(Extracted data entries)
---*---
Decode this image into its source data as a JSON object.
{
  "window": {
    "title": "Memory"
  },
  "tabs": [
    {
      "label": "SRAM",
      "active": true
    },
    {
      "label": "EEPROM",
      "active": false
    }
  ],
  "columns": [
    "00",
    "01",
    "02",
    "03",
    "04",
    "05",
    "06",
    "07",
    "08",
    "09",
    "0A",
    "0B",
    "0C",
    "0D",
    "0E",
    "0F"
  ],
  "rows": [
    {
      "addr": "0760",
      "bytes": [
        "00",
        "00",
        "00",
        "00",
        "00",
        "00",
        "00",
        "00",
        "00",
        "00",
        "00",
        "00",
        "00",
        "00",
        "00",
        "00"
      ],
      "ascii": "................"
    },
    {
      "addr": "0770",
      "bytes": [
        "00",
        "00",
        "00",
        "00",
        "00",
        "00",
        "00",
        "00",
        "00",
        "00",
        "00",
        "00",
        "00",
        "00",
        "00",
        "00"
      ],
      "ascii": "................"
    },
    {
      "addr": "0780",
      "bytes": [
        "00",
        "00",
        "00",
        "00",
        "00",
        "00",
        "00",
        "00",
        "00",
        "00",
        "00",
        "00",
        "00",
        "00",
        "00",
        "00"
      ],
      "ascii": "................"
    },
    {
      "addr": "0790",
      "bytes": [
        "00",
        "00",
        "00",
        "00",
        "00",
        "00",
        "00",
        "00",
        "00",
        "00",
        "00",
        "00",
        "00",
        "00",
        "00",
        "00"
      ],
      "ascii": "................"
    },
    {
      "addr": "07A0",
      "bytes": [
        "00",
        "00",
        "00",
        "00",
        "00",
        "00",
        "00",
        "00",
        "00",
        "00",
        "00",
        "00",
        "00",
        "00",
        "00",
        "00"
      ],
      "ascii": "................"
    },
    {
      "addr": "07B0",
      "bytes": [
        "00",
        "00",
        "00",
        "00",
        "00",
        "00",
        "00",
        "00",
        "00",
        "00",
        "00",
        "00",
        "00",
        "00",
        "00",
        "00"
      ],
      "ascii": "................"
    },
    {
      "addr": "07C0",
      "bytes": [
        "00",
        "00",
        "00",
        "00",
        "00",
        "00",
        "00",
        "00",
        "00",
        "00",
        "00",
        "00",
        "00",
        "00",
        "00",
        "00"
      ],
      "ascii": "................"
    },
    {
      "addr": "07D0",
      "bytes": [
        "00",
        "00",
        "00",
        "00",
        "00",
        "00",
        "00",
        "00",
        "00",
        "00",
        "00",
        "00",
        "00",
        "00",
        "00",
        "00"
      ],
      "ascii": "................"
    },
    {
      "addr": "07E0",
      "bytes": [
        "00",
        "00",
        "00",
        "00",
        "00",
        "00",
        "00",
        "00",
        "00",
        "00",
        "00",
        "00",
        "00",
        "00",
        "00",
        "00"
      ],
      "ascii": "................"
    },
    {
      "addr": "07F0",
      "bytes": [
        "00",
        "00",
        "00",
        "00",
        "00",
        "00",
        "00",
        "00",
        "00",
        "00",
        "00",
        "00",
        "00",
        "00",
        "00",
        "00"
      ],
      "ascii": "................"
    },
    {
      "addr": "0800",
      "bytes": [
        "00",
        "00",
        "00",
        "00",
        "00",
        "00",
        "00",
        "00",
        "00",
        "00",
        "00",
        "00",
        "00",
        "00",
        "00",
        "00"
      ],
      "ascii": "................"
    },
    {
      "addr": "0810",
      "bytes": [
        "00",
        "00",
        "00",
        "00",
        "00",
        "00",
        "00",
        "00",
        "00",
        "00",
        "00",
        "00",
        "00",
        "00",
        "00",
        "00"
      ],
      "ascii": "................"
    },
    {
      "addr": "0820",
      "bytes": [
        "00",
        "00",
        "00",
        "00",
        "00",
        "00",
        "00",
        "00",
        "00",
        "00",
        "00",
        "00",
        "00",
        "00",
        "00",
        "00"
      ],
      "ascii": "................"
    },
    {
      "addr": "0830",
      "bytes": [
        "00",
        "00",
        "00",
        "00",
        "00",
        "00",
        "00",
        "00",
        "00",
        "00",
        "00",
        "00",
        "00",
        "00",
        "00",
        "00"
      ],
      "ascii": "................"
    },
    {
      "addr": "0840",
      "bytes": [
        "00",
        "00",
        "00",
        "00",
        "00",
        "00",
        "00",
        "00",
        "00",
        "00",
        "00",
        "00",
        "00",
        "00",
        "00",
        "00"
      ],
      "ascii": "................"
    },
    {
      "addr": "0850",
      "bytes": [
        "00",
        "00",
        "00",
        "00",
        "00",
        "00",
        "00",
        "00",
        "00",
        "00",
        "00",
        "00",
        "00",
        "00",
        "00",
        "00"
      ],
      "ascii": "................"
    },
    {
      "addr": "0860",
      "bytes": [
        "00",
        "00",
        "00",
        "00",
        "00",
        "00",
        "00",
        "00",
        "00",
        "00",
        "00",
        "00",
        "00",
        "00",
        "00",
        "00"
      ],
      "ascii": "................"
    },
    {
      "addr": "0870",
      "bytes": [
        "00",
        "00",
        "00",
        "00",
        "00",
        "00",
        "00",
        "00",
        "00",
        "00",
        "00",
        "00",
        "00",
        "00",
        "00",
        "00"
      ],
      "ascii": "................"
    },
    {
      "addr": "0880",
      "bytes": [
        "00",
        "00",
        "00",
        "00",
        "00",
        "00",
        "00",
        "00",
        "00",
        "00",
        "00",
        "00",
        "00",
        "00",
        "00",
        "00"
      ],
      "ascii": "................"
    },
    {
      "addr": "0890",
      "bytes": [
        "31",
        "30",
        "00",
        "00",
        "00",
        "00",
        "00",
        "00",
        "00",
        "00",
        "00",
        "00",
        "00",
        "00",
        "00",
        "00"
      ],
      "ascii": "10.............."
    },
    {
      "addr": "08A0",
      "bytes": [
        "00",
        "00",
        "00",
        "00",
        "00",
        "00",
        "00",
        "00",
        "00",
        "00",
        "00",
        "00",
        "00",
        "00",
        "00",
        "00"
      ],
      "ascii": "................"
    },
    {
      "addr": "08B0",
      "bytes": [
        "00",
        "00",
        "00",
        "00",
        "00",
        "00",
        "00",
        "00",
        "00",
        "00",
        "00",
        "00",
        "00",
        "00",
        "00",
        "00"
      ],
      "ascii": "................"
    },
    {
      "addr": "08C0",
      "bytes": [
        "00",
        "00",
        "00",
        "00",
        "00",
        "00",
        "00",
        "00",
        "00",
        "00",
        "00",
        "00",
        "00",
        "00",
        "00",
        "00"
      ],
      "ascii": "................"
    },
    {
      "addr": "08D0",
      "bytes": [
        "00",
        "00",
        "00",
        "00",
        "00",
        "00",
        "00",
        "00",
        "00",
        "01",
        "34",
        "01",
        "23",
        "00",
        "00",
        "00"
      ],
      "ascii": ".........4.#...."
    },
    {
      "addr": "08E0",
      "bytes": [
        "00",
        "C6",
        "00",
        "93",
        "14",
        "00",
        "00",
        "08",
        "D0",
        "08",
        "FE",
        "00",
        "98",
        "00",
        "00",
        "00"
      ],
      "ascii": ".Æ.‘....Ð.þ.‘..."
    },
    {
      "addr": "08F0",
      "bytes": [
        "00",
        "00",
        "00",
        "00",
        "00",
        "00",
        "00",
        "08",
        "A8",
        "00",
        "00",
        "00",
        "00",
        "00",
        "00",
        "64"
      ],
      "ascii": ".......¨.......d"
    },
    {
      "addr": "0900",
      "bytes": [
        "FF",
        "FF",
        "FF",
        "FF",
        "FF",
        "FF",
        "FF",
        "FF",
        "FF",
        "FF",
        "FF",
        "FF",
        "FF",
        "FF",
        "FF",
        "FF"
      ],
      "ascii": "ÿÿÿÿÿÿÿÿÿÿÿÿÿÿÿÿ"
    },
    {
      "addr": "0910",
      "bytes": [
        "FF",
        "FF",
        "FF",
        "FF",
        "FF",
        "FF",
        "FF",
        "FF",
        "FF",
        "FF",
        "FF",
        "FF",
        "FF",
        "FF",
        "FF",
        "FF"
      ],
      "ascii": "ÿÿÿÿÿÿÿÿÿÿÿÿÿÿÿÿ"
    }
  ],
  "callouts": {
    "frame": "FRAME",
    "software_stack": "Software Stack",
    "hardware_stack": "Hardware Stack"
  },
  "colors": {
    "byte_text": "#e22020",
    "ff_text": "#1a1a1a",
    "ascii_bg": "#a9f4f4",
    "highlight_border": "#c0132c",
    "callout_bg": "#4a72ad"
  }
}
---*---
**The problem**
What is the number of lines in the records that contain "Stack"? Give that number only.

**Result of this task**
2